Task requirements – Keep only those lines of the records that include the string "JSON".

= = = =

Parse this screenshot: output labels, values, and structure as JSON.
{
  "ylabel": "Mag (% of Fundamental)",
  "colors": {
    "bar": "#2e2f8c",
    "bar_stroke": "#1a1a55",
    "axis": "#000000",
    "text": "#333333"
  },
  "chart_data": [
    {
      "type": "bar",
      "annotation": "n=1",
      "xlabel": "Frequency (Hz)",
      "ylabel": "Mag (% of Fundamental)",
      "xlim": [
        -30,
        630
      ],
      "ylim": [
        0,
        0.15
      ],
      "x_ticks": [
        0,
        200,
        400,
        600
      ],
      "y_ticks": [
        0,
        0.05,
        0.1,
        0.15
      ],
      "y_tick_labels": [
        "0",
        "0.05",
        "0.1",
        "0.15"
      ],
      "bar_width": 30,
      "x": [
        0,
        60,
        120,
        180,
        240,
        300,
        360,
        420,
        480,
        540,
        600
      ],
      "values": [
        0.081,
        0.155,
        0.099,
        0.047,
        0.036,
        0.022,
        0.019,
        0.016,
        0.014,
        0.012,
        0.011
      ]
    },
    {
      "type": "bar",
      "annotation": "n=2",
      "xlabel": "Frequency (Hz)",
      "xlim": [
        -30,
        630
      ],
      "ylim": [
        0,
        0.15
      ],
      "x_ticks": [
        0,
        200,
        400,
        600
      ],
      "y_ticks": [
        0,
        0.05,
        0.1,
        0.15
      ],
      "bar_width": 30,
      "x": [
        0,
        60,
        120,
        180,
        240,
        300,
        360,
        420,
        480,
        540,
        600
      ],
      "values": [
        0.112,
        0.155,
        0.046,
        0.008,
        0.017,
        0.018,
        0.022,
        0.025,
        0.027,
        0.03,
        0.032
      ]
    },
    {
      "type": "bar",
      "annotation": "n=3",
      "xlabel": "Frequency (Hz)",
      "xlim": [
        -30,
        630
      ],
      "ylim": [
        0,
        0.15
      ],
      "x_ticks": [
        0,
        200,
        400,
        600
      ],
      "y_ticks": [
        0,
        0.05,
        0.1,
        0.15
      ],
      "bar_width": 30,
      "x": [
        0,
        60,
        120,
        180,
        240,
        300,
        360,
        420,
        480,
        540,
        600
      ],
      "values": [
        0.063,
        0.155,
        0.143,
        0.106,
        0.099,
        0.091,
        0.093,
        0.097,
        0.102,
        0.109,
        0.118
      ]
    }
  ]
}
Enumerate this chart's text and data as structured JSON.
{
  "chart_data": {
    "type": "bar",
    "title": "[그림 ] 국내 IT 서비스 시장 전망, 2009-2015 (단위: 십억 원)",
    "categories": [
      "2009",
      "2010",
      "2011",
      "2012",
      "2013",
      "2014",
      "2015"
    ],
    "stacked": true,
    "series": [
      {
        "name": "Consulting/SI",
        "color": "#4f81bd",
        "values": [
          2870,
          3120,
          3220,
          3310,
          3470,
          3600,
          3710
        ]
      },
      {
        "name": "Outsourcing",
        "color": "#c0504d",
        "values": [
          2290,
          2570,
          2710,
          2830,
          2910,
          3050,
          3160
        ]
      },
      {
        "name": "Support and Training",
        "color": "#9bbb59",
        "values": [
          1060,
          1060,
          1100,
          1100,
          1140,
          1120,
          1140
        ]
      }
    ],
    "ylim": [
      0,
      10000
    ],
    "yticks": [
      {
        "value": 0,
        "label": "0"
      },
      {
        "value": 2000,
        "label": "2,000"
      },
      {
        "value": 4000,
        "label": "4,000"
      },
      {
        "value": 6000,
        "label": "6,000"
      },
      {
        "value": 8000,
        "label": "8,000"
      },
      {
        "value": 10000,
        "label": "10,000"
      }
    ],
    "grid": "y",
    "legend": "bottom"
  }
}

= = = =

Completed exercise –
Parse this screenshot: output labels, values, and structure as JSON.
Enumerate this chart's text and data as structured JSON.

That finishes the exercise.